*** Begin section ***

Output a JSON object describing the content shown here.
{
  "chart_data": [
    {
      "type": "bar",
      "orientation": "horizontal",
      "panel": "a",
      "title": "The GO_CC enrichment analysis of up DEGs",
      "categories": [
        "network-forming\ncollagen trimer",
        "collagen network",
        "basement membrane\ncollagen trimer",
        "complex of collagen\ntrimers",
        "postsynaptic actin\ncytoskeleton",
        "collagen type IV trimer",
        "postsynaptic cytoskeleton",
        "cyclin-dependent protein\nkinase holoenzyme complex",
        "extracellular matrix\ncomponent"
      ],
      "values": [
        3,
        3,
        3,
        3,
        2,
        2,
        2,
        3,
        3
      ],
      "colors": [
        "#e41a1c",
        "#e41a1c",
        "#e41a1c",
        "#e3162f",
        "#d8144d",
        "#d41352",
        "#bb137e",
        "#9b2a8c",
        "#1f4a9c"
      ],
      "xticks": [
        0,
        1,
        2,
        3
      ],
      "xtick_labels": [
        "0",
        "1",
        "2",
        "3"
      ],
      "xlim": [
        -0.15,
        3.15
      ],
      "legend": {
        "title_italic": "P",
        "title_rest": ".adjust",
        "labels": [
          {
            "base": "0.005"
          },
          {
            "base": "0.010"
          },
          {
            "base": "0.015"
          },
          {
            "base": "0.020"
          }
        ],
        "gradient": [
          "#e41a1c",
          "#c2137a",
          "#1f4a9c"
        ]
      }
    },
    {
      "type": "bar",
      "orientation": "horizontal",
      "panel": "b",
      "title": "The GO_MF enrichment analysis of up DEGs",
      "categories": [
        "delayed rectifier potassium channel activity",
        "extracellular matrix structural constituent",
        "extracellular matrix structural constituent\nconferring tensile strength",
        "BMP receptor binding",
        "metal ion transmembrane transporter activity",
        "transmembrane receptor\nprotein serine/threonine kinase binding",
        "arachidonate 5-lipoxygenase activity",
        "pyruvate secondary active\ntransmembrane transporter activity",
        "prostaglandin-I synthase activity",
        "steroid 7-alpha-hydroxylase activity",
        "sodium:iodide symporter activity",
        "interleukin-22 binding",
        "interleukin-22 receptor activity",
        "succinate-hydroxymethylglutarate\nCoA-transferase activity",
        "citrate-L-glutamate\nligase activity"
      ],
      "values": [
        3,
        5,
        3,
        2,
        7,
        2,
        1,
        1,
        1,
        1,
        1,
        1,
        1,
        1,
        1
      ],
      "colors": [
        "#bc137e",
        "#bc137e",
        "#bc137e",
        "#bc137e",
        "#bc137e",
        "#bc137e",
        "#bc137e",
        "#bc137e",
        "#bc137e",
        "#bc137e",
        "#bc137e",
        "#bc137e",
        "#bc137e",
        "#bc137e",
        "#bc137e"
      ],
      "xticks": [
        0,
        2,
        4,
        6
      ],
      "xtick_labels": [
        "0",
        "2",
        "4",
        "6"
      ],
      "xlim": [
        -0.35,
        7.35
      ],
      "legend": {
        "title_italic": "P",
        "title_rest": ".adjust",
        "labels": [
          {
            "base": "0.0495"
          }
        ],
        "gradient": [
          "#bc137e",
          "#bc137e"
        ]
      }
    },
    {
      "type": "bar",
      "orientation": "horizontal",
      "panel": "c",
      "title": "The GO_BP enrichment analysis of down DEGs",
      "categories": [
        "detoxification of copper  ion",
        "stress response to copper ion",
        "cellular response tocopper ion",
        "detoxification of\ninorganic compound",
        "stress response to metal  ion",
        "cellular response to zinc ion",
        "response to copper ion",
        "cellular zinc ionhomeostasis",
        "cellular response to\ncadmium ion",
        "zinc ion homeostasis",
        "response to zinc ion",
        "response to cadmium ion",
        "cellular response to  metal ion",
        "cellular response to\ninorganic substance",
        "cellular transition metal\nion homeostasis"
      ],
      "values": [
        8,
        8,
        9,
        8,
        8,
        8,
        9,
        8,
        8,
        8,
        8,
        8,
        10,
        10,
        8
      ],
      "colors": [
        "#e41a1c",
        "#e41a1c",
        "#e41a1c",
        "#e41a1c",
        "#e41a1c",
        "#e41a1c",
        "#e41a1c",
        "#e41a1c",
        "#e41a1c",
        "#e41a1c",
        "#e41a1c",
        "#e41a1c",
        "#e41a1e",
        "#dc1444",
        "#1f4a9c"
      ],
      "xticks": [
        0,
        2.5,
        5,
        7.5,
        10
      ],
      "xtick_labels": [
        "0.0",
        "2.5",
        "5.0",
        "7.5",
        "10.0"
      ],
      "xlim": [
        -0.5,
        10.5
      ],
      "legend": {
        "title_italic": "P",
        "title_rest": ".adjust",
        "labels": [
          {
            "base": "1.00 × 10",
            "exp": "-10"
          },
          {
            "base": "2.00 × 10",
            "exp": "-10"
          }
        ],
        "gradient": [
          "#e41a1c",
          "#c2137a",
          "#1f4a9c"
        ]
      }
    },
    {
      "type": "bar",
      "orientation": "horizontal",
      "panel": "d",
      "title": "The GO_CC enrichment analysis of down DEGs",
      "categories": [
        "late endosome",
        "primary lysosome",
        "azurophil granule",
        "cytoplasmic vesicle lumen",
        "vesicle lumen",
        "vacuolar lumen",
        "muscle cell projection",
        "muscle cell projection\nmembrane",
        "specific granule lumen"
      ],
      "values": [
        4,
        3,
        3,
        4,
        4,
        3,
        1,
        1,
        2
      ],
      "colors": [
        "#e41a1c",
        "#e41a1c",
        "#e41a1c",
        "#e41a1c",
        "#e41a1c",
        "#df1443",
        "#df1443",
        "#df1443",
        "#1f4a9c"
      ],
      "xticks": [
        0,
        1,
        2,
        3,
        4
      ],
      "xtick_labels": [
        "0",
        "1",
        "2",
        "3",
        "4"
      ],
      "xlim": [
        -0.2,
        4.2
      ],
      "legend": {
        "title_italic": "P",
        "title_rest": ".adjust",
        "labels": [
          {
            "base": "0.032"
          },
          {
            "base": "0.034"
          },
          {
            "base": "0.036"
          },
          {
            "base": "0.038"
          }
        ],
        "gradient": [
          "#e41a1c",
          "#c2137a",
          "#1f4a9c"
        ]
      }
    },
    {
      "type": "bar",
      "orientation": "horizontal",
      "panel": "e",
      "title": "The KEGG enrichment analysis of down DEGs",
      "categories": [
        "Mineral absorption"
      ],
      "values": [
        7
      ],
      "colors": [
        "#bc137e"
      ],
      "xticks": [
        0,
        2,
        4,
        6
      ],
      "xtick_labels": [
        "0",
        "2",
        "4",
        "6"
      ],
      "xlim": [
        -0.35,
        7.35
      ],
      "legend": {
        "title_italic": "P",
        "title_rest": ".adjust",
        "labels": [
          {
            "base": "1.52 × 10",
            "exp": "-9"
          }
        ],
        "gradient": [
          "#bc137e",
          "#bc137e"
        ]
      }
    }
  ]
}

*** End section ***

| DIRECTIONS |
Please transcribe all of the records, keeping every line exactly as it is.

| SOLUTION TO THE EXERCISE |
Output a JSON object describing the content shown here.
{
  "chart_data": [
    {
      "type": "bar",
      "orientation": "horizontal",
      "panel": "a",
      "title": "The GO_CC enrichment analysis of up DEGs",
      "categories": [
        "network-forming\ncollagen trimer",
        "collagen network",
        "basement membrane\ncollagen trimer",
        "complex of collagen\ntrimers",
        "postsynaptic actin\ncytoskeleton",
        "collagen type IV trimer",
        "postsynaptic cytoskeleton",
        "cyclin-dependent protein\nkinase holoenzyme complex",
        "extracellular matrix\ncomponent"
      ],
      "values": [
        3,
        3,
        3,
        3,
        2,
        2,
        2,
        3,
        3
      ],
      "colors": [
        "#e41a1c",
        "#e41a1c",
        "#e41a1c",
        "#e3162f",
        "#d8144d",
        "#d41352",
        "#bb137e",
        "#9b2a8c",
        "#1f4a9c"
      ],
      "xticks": [
        0,
        1,
        2,
        3
      ],
      "xtick_labels": [
        "0",
        "1",
        "2",
        "3"
      ],
      "xlim": [
        -0.15,
        3.15
      ],
      "legend": {
        "title_italic": "P",
        "title_rest": ".adjust",
        "labels": [
          {
            "base": "0.005"
          },
          {
            "base": "0.010"
          },
          {
            "base": "0.015"
          },
          {
            "base": "0.020"
          }
        ],
        "gradient": [
          "#e41a1c",
          "#c2137a",
          "#1f4a9c"
        ]
      }
    },
    {
      "type": "bar",
      "orientation": "horizontal",
      "panel": "b",
      "title": "The GO_MF enrichment analysis of up DEGs",
      "categories": [
        "delayed rectifier potassium channel activity",
        "extracellular matrix structural constituent",
        "extracellular matrix structural constituent\nconferring tensile strength",
        "BMP receptor binding",
        "metal ion transmembrane transporter activity",
        "transmembrane receptor\nprotein serine/threonine kinase binding",
        "arachidonate 5-lipoxygenase activity",
        "pyruvate secondary active\ntransmembrane transporter activity",
        "prostaglandin-I synthase activity",
        "steroid 7-alpha-hydroxylase activity",
        "sodium:iodide symporter activity",
        "interleukin-22 binding",
        "interleukin-22 receptor activity",
        "succinate-hydroxymethylglutarate\nCoA-transferase activity",
        "citrate-L-glutamate\nligase activity"
      ],
      "values": [
        3,
        5,
        3,
        2,
        7,
        2,
        1,
        1,
        1,
        1,
        1,
        1,
        1,
        1,
        1
      ],
      "colors": [
        "#bc137e",
        "#bc137e",
        "#bc137e",
        "#bc137e",
        "#bc137e",
        "#bc137e",
        "#bc137e",
        "#bc137e",
        "#bc137e",
        "#bc137e",
        "#bc137e",
        "#bc137e",
        "#bc137e",
        "#bc137e",
        "#bc137e"
      ],
      "xticks": [
        0,
        2,
        4,
        6
      ],
      "xtick_labels": [
        "0",
        "2",
        "4",
        "6"
      ],
      "xlim": [
        -0.35,
        7.35
      ],
      "legend": {
        "title_italic": "P",
        "title_rest": ".adjust",
        "labels": [
          {
            "base": "0.0495"
          }
        ],
        "gradient": [
          "#bc137e",
          "#bc137e"
        ]
      }
    },
    {
      "type": "bar",
      "orientation": "horizontal",
      "panel": "c",
      "title": "The GO_BP enrichment analysis of down DEGs",
      "categories": [
        "detoxification of copper  ion",
        "stress response to copper ion",
        "cellular response tocopper ion",
        "detoxification of\ninorganic compound",
        "stress response to metal  ion",
        "cellular response to zinc ion",
        "response to copper ion",
        "cellular zinc ionhomeostasis",
        "cellular response to\ncadmium ion",
        "zinc ion homeostasis",
        "response to zinc ion",
        "response to cadmium ion",
        "cellular response to  metal ion",
        "cellular response to\ninorganic substance",
        "cellular transition metal\nion homeostasis"
      ],
      "values": [
        8,
        8,
        9,
        8,
        8,
        8,
        9,
        8,
        8,
        8,
        8,
        8,
        10,
        10,
        8
      ],
      "colors": [
        "#e41a1c",
        "#e41a1c",
        "#e41a1c",
        "#e41a1c",
        "#e41a1c",
        "#e41a1c",
        "#e41a1c",
        "#e41a1c",
        "#e41a1c",
        "#e41a1c",
        "#e41a1c",
        "#e41a1c",
        "#e41a1e",
        "#dc1444",
        "#1f4a9c"
      ],
      "xticks": [
        0,
        2.5,
        5,
        7.5,
        10
      ],
      "xtick_labels": [
        "0.0",
        "2.5",
        "5.0",
        "7.5",
        "10.0"
      ],
      "xlim": [
        -0.5,
        10.5
      ],
      "legend": {
        "title_italic": "P",
        "title_rest": ".adjust",
        "labels": [
          {
            "base": "1.00 × 10",
            "exp": "-10"
          },
          {
            "base": "2.00 × 10",
            "exp": "-10"
          }
        ],
        "gradient": [
          "#e41a1c",
          "#c2137a",
          "#1f4a9c"
        ]
      }
    },
    {
      "type": "bar",
      "orientation": "horizontal",
      "panel": "d",
      "title": "The GO_CC enrichment analysis of down DEGs",
      "categories": [
        "late endosome",
        "primary lysosome",
        "azurophil granule",
        "cytoplasmic vesicle lumen",
        "vesicle lumen",
        "vacuolar lumen",
        "muscle cell projection",
        "muscle cell projection\nmembrane",
        "specific granule lumen"
      ],
      "values": [
        4,
        3,
        3,
        4,
        4,
        3,
        1,
        1,
        2
      ],
      "colors": [
        "#e41a1c",
        "#e41a1c",
        "#e41a1c",
        "#e41a1c",
        "#e41a1c",
        "#df1443",
        "#df1443",
        "#df1443",
        "#1f4a9c"
      ],
      "xticks": [
        0,
        1,
        2,
        3,
        4
      ],
      "xtick_labels": [
        "0",
        "1",
        "2",
        "3",
        "4"
      ],
      "xlim": [
        -0.2,
        4.2
      ],
      "legend": {
        "title_italic": "P",
        "title_rest": ".adjust",
        "labels": [
          {
            "base": "0.032"
          },
          {
            "base": "0.034"
          },
          {
            "base": "0.036"
          },
          {
            "base": "0.038"
          }
        ],
        "gradient": [
          "#e41a1c",
          "#c2137a",
          "#1f4a9c"
        ]
      }
    },
    {
      "type": "bar",
      "orientation": "horizontal",
      "panel": "e",
      "title": "The KEGG enrichment analysis of down DEGs",
      "categories": [
        "Mineral absorption"
      ],
      "values": [
        7
      ],
      "colors": [
        "#bc137e"
      ],
      "xticks": [
        0,
        2,
        4,
        6
      ],
      "xtick_labels": [
        "0",
        "2",
        "4",
        "6"
      ],
      "xlim": [
        -0.35,
        7.35
      ],
      "legend": {
        "title_italic": "P",
        "title_rest": ".adjust",
        "labels": [
          {
            "base": "1.52 × 10",
            "exp": "-9"
          }
        ],
        "gradient": [
          "#bc137e",
          "#bc137e"
        ]
      }
    }
  ]
}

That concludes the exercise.